▶ _Task directions_
Output the data exactly, with every line intact.

Stored data
⟨
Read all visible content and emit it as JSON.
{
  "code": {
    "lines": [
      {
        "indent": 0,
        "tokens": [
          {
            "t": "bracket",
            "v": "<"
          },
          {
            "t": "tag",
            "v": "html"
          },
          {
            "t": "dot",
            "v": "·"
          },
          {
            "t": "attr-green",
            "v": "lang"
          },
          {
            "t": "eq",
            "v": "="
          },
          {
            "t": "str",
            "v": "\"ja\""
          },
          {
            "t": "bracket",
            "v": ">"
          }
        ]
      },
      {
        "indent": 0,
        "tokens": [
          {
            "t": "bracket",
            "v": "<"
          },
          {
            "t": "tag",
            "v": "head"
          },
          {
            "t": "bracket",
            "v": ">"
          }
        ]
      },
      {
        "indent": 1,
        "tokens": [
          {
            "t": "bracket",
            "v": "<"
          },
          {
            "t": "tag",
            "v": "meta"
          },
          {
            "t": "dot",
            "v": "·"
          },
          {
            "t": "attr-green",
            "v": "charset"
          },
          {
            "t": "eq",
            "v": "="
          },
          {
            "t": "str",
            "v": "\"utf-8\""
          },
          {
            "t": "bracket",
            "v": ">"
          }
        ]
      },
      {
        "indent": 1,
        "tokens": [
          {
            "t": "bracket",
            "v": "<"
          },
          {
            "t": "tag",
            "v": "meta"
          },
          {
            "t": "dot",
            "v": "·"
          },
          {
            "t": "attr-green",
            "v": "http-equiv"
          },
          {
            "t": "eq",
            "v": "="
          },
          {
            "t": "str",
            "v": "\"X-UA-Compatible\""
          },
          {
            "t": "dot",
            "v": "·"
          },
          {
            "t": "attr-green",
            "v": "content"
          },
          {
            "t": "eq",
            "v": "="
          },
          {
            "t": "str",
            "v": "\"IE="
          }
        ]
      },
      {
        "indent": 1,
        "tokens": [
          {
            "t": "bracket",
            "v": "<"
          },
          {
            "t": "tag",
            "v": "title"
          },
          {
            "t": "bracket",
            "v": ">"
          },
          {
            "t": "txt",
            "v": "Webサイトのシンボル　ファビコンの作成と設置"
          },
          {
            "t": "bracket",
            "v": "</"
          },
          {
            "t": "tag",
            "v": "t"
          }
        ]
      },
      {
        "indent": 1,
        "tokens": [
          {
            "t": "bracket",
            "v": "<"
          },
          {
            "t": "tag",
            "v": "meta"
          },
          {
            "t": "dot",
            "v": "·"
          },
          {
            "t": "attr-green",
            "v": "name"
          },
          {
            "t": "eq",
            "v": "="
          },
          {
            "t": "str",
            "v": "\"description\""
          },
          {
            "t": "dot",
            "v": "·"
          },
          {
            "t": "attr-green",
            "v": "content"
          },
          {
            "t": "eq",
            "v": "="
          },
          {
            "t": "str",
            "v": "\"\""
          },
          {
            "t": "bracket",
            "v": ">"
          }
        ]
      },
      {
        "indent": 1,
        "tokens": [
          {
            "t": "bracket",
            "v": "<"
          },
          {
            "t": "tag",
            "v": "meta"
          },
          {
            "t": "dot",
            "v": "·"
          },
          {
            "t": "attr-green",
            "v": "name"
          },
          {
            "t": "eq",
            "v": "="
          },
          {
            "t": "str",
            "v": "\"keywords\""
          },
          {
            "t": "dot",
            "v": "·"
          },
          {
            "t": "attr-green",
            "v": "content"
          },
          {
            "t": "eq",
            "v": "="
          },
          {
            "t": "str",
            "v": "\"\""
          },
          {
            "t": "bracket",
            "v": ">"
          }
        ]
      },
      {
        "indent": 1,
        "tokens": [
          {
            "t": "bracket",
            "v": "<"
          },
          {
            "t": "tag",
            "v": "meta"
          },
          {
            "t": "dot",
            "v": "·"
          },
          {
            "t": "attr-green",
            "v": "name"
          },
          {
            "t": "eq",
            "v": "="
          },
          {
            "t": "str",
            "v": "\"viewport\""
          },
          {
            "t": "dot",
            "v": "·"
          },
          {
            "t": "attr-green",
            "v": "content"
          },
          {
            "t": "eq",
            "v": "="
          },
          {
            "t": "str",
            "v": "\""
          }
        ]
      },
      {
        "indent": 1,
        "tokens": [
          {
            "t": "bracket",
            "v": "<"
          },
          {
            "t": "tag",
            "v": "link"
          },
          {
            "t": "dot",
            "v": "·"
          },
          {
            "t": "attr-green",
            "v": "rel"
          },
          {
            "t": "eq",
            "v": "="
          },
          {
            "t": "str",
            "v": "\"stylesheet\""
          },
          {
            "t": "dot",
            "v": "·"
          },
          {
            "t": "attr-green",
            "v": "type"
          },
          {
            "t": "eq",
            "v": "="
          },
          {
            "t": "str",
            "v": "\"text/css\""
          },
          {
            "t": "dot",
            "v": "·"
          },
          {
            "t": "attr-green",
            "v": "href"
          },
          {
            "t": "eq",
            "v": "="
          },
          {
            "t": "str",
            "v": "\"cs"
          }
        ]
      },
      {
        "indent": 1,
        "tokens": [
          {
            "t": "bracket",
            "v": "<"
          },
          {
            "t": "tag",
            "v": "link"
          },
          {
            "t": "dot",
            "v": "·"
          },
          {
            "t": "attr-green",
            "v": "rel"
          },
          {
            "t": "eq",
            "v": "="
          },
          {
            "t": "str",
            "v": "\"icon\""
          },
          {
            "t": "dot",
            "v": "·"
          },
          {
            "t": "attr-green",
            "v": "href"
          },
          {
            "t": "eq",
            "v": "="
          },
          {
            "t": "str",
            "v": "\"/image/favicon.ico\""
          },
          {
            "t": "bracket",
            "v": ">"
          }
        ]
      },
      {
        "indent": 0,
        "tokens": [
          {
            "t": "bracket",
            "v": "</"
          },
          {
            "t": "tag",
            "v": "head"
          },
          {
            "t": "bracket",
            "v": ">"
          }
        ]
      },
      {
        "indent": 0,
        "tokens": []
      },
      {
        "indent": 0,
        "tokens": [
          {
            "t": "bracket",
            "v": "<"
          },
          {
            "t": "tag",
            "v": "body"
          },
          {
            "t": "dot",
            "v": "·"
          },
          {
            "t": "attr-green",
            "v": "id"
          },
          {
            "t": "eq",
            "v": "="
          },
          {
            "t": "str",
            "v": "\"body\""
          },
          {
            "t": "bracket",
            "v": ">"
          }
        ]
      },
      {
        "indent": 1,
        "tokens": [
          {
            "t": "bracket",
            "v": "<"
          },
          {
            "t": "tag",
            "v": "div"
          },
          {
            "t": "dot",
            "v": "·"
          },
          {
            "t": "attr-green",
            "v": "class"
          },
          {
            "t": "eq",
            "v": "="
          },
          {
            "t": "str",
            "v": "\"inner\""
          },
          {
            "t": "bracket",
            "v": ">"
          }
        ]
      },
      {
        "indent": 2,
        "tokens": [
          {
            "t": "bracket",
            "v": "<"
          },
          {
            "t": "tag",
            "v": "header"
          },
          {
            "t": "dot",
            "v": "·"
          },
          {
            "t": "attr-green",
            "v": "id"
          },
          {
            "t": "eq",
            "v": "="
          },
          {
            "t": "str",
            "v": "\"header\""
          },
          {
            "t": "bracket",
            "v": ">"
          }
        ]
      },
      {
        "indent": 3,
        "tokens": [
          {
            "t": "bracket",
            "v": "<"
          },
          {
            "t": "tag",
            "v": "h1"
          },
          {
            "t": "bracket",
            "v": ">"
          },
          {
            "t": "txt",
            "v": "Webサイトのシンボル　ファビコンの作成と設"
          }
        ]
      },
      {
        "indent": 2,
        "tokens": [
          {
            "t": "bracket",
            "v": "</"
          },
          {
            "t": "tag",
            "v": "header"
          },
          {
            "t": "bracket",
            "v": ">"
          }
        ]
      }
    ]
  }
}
⟩
▶ _The result_
Read all visible content and emit it as JSON.
{
  "code": {
    "lines": [
      {
        "indent": 0,
        "tokens": [
          {
            "t": "bracket",
            "v": "<"
          },
          {
            "t": "tag",
            "v": "html"
          },
          {
            "t": "dot",
            "v": "·"
          },
          {
            "t": "attr-green",
            "v": "lang"
          },
          {
            "t": "eq",
            "v": "="
          },
          {
            "t": "str",
            "v": "\"ja\""
          },
          {
            "t": "bracket",
            "v": ">"
          }
        ]
      },
      {
        "indent": 0,
        "tokens": [
          {
            "t": "bracket",
            "v": "<"
          },
          {
            "t": "tag",
            "v": "head"
          },
          {
            "t": "bracket",
            "v": ">"
          }
        ]
      },
      {
        "indent": 1,
        "tokens": [
          {
            "t": "bracket",
            "v": "<"
          },
          {
            "t": "tag",
            "v": "meta"
          },
          {
            "t": "dot",
            "v": "·"
          },
          {
            "t": "attr-green",
            "v": "charset"
          },
          {
            "t": "eq",
            "v": "="
          },
          {
            "t": "str",
            "v": "\"utf-8\""
          },
          {
            "t": "bracket",
            "v": ">"
          }
        ]
      },
      {
        "indent": 1,
        "tokens": [
          {
            "t": "bracket",
            "v": "<"
          },
          {
            "t": "tag",
            "v": "meta"
          },
          {
            "t": "dot",
            "v": "·"
          },
          {
            "t": "attr-green",
            "v": "http-equiv"
          },
          {
            "t": "eq",
            "v": "="
          },
          {
            "t": "str",
            "v": "\"X-UA-Compatible\""
          },
          {
            "t": "dot",
            "v": "·"
          },
          {
            "t": "attr-green",
            "v": "content"
          },
          {
            "t": "eq",
            "v": "="
          },
          {
            "t": "str",
            "v": "\"IE="
          }
        ]
      },
      {
        "indent": 1,
        "tokens": [
          {
            "t": "bracket",
            "v": "<"
          },
          {
            "t": "tag",
            "v": "title"
          },
          {
            "t": "bracket",
            "v": ">"
          },
          {
            "t": "txt",
            "v": "Webサイトのシンボル　ファビコンの作成と設置"
          },
          {
            "t": "bracket",
            "v": "</"
          },
          {
            "t": "tag",
            "v": "t"
          }
        ]
      },
      {
        "indent": 1,
        "tokens": [
          {
            "t": "bracket",
            "v": "<"
          },
          {
            "t": "tag",
            "v": "meta"
          },
          {
            "t": "dot",
            "v": "·"
          },
          {
            "t": "attr-green",
            "v": "name"
          },
          {
            "t": "eq",
            "v": "="
          },
          {
            "t": "str",
            "v": "\"description\""
          },
          {
            "t": "dot",
            "v": "·"
          },
          {
            "t": "attr-green",
            "v": "content"
          },
          {
            "t": "eq",
            "v": "="
          },
          {
            "t": "str",
            "v": "\"\""
          },
          {
            "t": "bracket",
            "v": ">"
          }
        ]
      },
      {
        "indent": 1,
        "tokens": [
          {
            "t": "bracket",
            "v": "<"
          },
          {
            "t": "tag",
            "v": "meta"
          },
          {
            "t": "dot",
            "v": "·"
          },
          {
            "t": "attr-green",
            "v": "name"
          },
          {
            "t": "eq",
            "v": "="
          },
          {
            "t": "str",
            "v": "\"keywords\""
          },
          {
            "t": "dot",
            "v": "·"
          },
          {
            "t": "attr-green",
            "v": "content"
          },
          {
            "t": "eq",
            "v": "="
          },
          {
            "t": "str",
            "v": "\"\""
          },
          {
            "t": "bracket",
            "v": ">"
          }
        ]
      },
      {
        "indent": 1,
        "tokens": [
          {
            "t": "bracket",
            "v": "<"
          },
          {
            "t": "tag",
            "v": "meta"
          },
          {
            "t": "dot",
            "v": "·"
          },
          {
            "t": "attr-green",
            "v": "name"
          },
          {
            "t": "eq",
            "v": "="
          },
          {
            "t": "str",
            "v": "\"viewport\""
          },
          {
            "t": "dot",
            "v": "·"
          },
          {
            "t": "attr-green",
            "v": "content"
          },
          {
            "t": "eq",
            "v": "="
          },
          {
            "t": "str",
            "v": "\""
          }
        ]
      },
      {
        "indent": 1,
        "tokens": [
          {
            "t": "bracket",
            "v": "<"
          },
          {
            "t": "tag",
            "v": "link"
          },
          {
            "t": "dot",
            "v": "·"
          },
          {
            "t": "attr-green",
            "v": "rel"
          },
          {
            "t": "eq",
            "v": "="
          },
          {
            "t": "str",
            "v": "\"stylesheet\""
          },
          {
            "t": "dot",
            "v": "·"
          },
          {
            "t": "attr-green",
            "v": "type"
          },
          {
            "t": "eq",
            "v": "="
          },
          {
            "t": "str",
            "v": "\"text/css\""
          },
          {
            "t": "dot",
            "v": "·"
          },
          {
            "t": "attr-green",
            "v": "href"
          },
          {
            "t": "eq",
            "v": "="
          },
          {
            "t": "str",
            "v": "\"cs"
          }
        ]
      },
      {
        "indent": 1,
        "tokens": [
          {
            "t": "bracket",
            "v": "<"
          },
          {
            "t": "tag",
            "v": "link"
          },
          {
            "t": "dot",
            "v": "·"
          },
          {
            "t": "attr-green",
            "v": "rel"
          },
          {
            "t": "eq",
            "v": "="
          },
          {
            "t": "str",
            "v": "\"icon\""
          },
          {
            "t": "dot",
            "v": "·"
          },
          {
            "t": "attr-green",
            "v": "href"
          },
          {
            "t": "eq",
            "v": "="
          },
          {
            "t": "str",
            "v": "\"/image/favicon.ico\""
          },
          {
            "t": "bracket",
            "v": ">"
          }
        ]
      },
      {
        "indent": 0,
        "tokens": [
          {
            "t": "bracket",
            "v": "</"
          },
          {
            "t": "tag",
            "v": "head"
          },
          {
            "t": "bracket",
            "v": ">"
          }
        ]
      },
      {
        "indent": 0,
        "tokens": []
      },
      {
        "indent": 0,
        "tokens": [
          {
            "t": "bracket",
            "v": "<"
          },
          {
            "t": "tag",
            "v": "body"
          },
          {
            "t": "dot",
            "v": "·"
          },
          {
            "t": "attr-green",
            "v": "id"
          },
          {
            "t": "eq",
            "v": "="
          },
          {
            "t": "str",
            "v": "\"body\""
          },
          {
            "t": "bracket",
            "v": ">"
          }
        ]
      },
      {
        "indent": 1,
        "tokens": [
          {
            "t": "bracket",
            "v": "<"
          },
          {
            "t": "tag",
            "v": "div"
          },
          {
            "t": "dot",
            "v": "·"
          },
          {
            "t": "attr-green",
            "v": "class"
          },
          {
            "t": "eq",
            "v": "="
          },
          {
            "t": "str",
            "v": "\"inner\""
          },
          {
            "t": "bracket",
            "v": ">"
          }
        ]
      },
      {
        "indent": 2,
        "tokens": [
          {
            "t": "bracket",
            "v": "<"
          },
          {
            "t": "tag",
            "v": "header"
          },
          {
            "t": "dot",
            "v": "·"
          },
          {
            "t": "attr-green",
            "v": "id"
          },
          {
            "t": "eq",
            "v": "="
          },
          {
            "t": "str",
            "v": "\"header\""
          },
          {
            "t": "bracket",
            "v": ">"
          }
        ]
      },
      {
        "indent": 3,
        "tokens": [
          {
            "t": "bracket",
            "v": "<"
          },
          {
            "t": "tag",
            "v": "h1"
          },
          {
            "t": "bracket",
            "v": ">"
          },
          {
            "t": "txt",
            "v": "Webサイトのシンボル　ファビコンの作成と設"
          }
        ]
      },
      {
        "indent": 2,
        "tokens": [
          {
            "t": "bracket",
            "v": "</"
          },
          {
            "t": "tag",
            "v": "header"
          },
          {
            "t": "bracket",
            "v": ">"
          }
        ]
      }
    ]
  }
}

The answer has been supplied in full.